Listed entries

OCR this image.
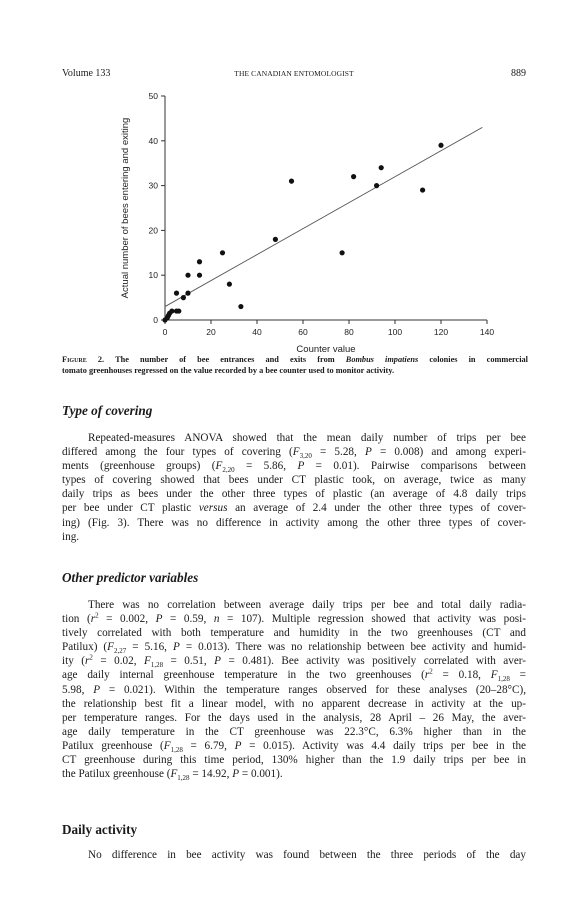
Volume 133	THE CANADIAN ENTOMOLOGIST	889
0	20	40	60	80	100	120	140
0
10
20
30
40
50
Counter value
Actual number of bees entering and exiting
Figure 2. The number of bee entrances and exits from Bombus impatiens colonies in commercial
tomato greenhouses regressed on the value recorded by a bee counter used to monitor activity.
Type of covering
Repeated-measures ANOVA showed that the mean daily number of trips per bee
differed among the four types of covering ($F_{3,20} = 5.28$, P = 0.008) and among experi-
ments (greenhouse groups) ($F_{2,20} = 5.86$, P = 0.01). Pairwise comparisons between
types of covering showed that bees under CT plastic took, on average, twice as many
daily trips as bees under the other three types of plastic (an average of 4.8 daily trips
per bee under CT plastic versus an average of 2.4 under the other three types of cover-
ing) (Fig. 3). There was no difference in activity among the other three types of cover-
ing.
Other predictor variables
There was no correlation between average daily trips per bee and total daily radia-
tion ($r^2 = 0.002$, P = 0.59, n = 107). Multiple regression showed that activity was posi-
tively correlated with both temperature and humidity in the two greenhouses (CT and
Patilux) ($F_{2,27} = 5.16$, P = 0.013). There was no relationship between bee activity and humid-
ity ($r^2 = 0.02$, $F_{1,28} = 0.51$, P = 0.481). Bee activity was positively correlated with aver-
age daily internal greenhouse temperature in the two greenhouses ($r^2 = 0.18$, $F_{1,28}$ =
5.98, P = 0.021). Within the temperature ranges observed for these analyses (20–28°C),
the relationship best fit a linear model, with no apparent decrease in activity at the up-
per temperature ranges. For the days used in the analysis, 28 April – 26 May, the aver-
age daily temperature in the CT greenhouse was 22.3°C, 6.3% higher than in the
Patilux greenhouse ($F_{1,28} = 6.79$, P = 0.015). Activity was 4.4 daily trips per bee in the
CT greenhouse during this time period, 130% higher than the 1.9 daily trips per bee in
the Patilux greenhouse ($F_{1,28} = 14.92$, P = 0.001).
Daily activity
No difference in bee activity was found between the three periods of the day
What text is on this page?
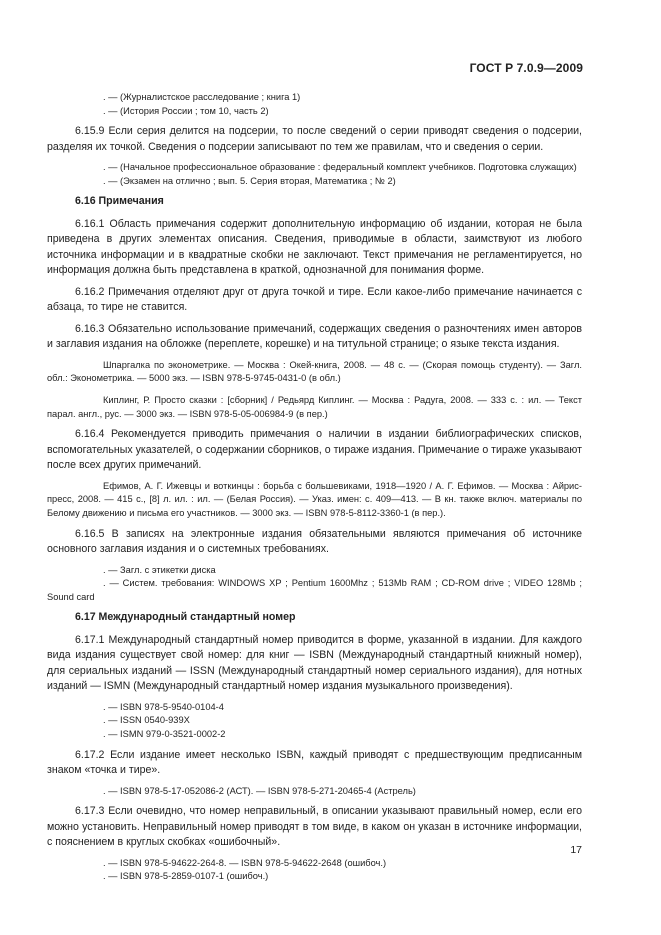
ГОСТ Р 7.0.9—2009
. — (Журналистское расследование ; книга 1)
. — (История России ; том 10, часть 2)

6.15.9 Если серия делится на подсерии, то после сведений о серии приводят сведения о подсерии, разделяя их точкой. Сведения о подсерии записывают по тем же правилам, что и сведения о серии.

. — (Начальное профессиональное образование : федеральный комплект учебников. Подготовка служащих)

. — (Экзамен на отлично ; вып. 5. Серия вторая, Математика ; № 2)

6.16 Примечания

6.16.1 Область примечания содержит дополнительную информацию об издании, которая не была приведена в других элементах описания. Сведения, приводимые в области, заимствуют из любого источника информации и в квадратные скобки не заключают. Текст примечания не регламентируется, но информация должна быть представлена в краткой, однозначной для понимания форме.

6.16.2 Примечания отделяют друг от друга точкой и тире. Если какое-либо примечание начинается с абзаца, то тире не ставится.

6.16.3 Обязательно использование примечаний, содержащих сведения о разночтениях имен авторов и заглавия издания на обложке (переплете, корешке) и на титульной странице; о языке текста издания.

Шпаргалка по эконометрике. — Москва : Окей-книга, 2008. — 48 с. — (Скорая помощь студенту). — Загл. обл.: Эконометрика. — 5000 экз. — ISBN 978-5-9745-0431-0 (в обл.)

Киплинг, Р. Просто сказки : [сборник] / Редьярд Киплинг. — Москва : Радуга, 2008. — 333 с. : ил. — Текст парал. англ., рус. — 3000 экз. — ISBN 978-5-05-006984-9 (в пер.)

6.16.4 Рекомендуется приводить примечания о наличии в издании библиографических списков, вспомогательных указателей, о содержании сборников, о тираже издания. Примечание о тираже указывают после всех других примечаний.

Ефимов, А. Г. Ижевцы и воткинцы : борьба с большевиками, 1918—1920 / А. Г. Ефимов. — Москва : Айрис-пресс, 2008. — 415 с., [8] л. ил. : ил. — (Белая Россия). — Указ. имен: с. 409—413. — В кн. также включ. материалы по Белому движению и письма его участников. — 3000 экз. — ISBN 978-5-8112-3360-1 (в пер.).

6.16.5 В записях на электронные издания обязательными являются примечания об источнике основного заглавия издания и о системных требованиях.

. — Загл. с этикетки диска

. — Систем. требования: WINDOWS XP ; Pentium 1600Mhz ; 513Mb RAM ; CD-ROM drive ; VIDEO 128Mb ; Sound card

6.17 Международный стандартный номер

6.17.1 Международный стандартный номер приводится в форме, указанной в издании. Для каждого вида издания существует свой номер: для книг — ISBN (Международный стандартный книжный номер), для сериальных изданий — ISSN (Международный стандартный номер сериального издания), для нотных изданий — ISMN (Международный стандартный номер издания музыкального произведения).

. — ISBN 978-5-9540-0104-4
. — ISSN 0540-939X
. — ISMN 979-0-3521-0002-2

6.17.2 Если издание имеет несколько ISBN, каждый приводят с предшествующим предписанным знаком «точка и тире».

. — ISBN 978-5-17-052086-2 (АСТ). — ISBN 978-5-271-20465-4 (Астрель)

6.17.3 Если очевидно, что номер неправильный, в описании указывают правильный номер, если его можно установить. Неправильный номер приводят в том виде, в каком он указан в источнике информации, с пояснением в круглых скобках «ошибочный».

. — ISBN 978-5-94622-264-8. — ISBN 978-5-94622-2648 (ошибоч.)
. — ISBN 978-5-2859-0107-1 (ошибоч.)
17
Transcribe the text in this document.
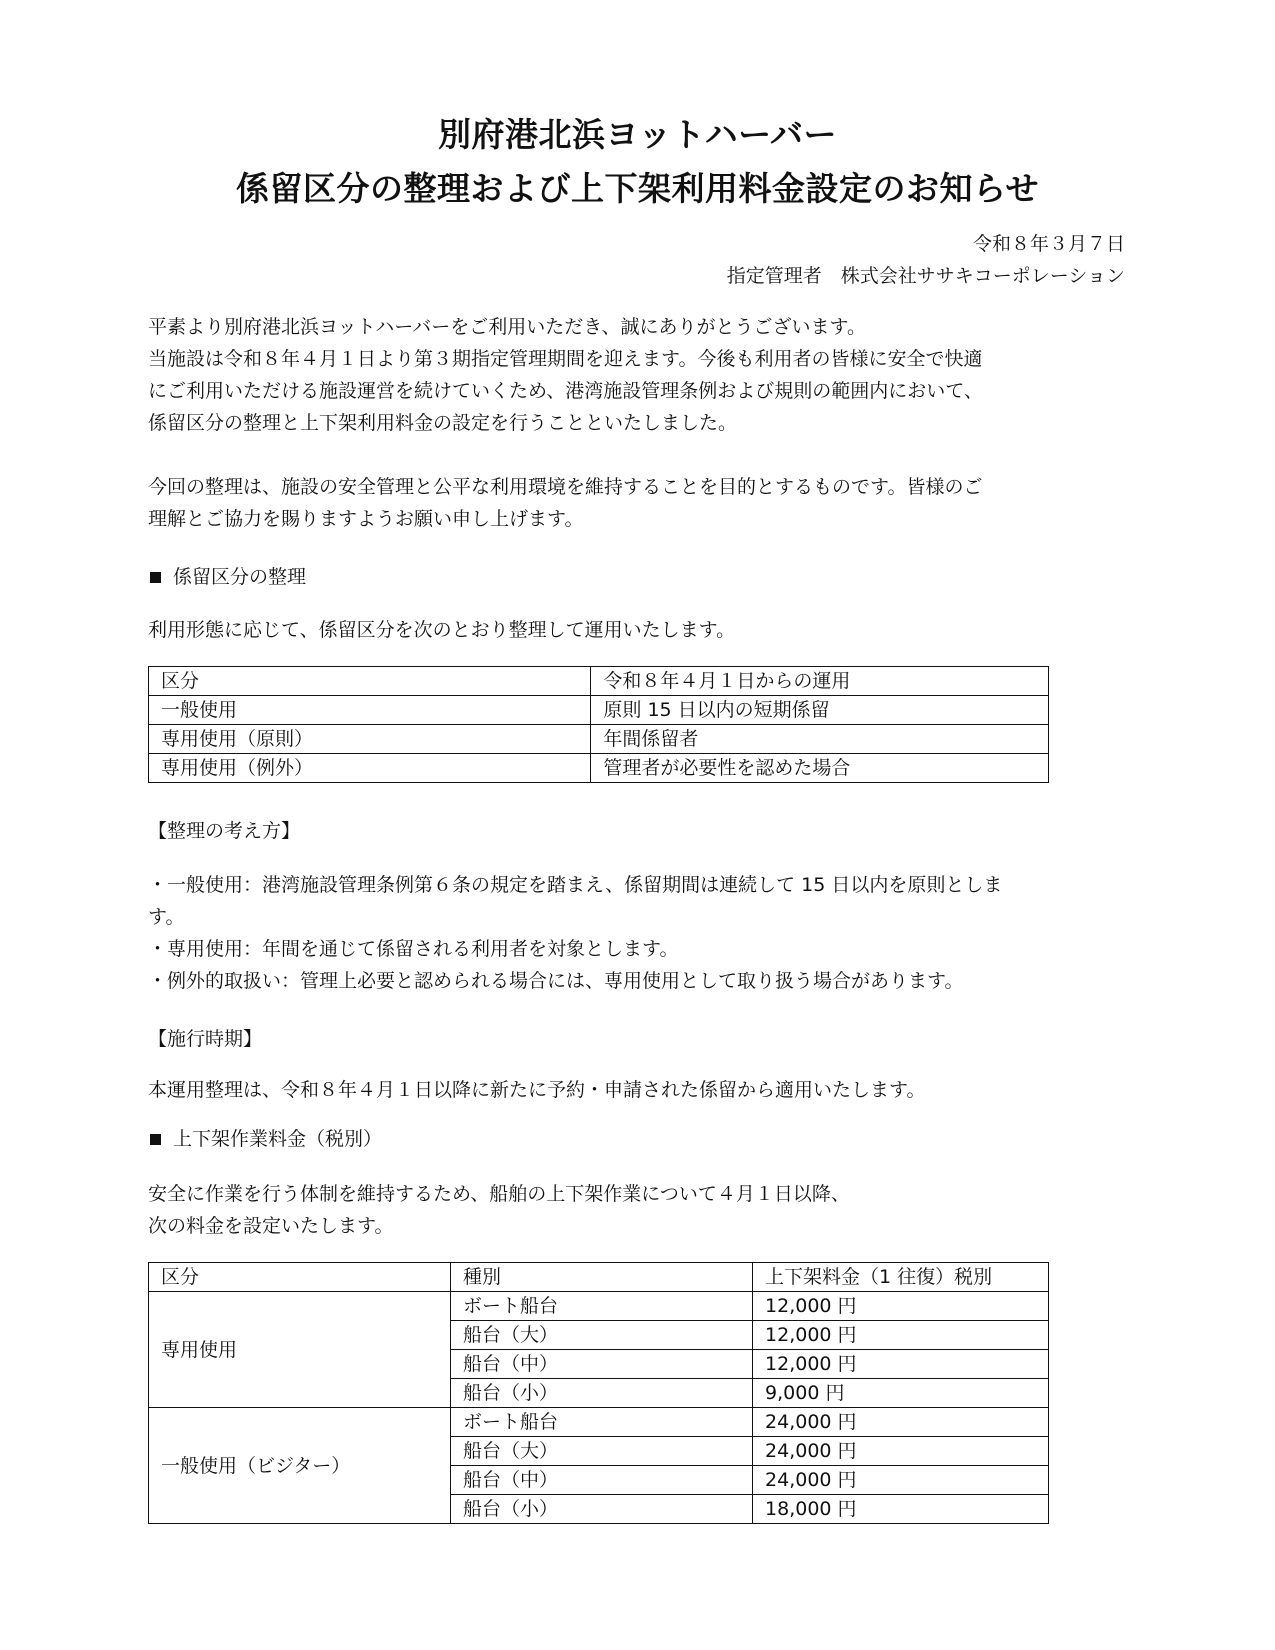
別府港北浜ヨットハーバー
係留区分の整理および上下架利用料金設定のお知らせ
令和８年３月７日
指定管理者　株式会社ササキコーポレーション
平素より別府港北浜ヨットハーバーをご利用いただき、誠にありがとうございます。
当施設は令和８年４月１日より第３期指定管理期間を迎えます。今後も利用者の皆様に安全で快適
にご利用いただける施設運営を続けていくため、港湾施設管理条例および規則の範囲内において、
係留区分の整理と上下架利用料金の設定を行うことといたしました。
今回の整理は、施設の安全管理と公平な利用環境を維持することを目的とするものです。皆様のご
理解とご協力を賜りますようお願い申し上げます。
係留区分の整理
利用形態に応じて、係留区分を次のとおり整理して運用いたします。
区分	令和８年４月１日からの運用
一般使用	原則 15 日以内の短期係留
専用使用（原則）	年間係留者
専用使用（例外）	管理者が必要性を認めた場合
【整理の考え方】
・一般使用：港湾施設管理条例第６条の規定を踏まえ、係留期間は連続して 15 日以内を原則としま
す。
・専用使用：年間を通じて係留される利用者を対象とします。
・例外的取扱い：管理上必要と認められる場合には、専用使用として取り扱う場合があります。
【施行時期】
本運用整理は、令和８年４月１日以降に新たに予約・申請された係留から適用いたします。
上下架作業料金（税別）
安全に作業を行う体制を維持するため、船舶の上下架作業について４月１日以降、
次の料金を設定いたします。
区分	種別	上下架料金（1 往復）税別
専用使用	ボート船台	12,000 円
	船台（大）	12,000 円
	船台（中）	12,000 円
	船台（小）	9,000 円
一般使用（ビジター）	ボート船台	24,000 円
	船台（大）	24,000 円
	船台（中）	24,000 円
	船台（小）	18,000 円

Problem details
Where a line above includes "заглавия", copy that line.

Finished exercise
6.16.3 Обязательно использование примечаний, содержащих сведения о разночтениях имен авторов и заглавия издания на обложке (переплете, корешке) и на титульной странице; о языке текста издания.
6.16.5 В записях на электронные издания обязательными являются примечания об источнике основного заглавия издания и о системных требованиях.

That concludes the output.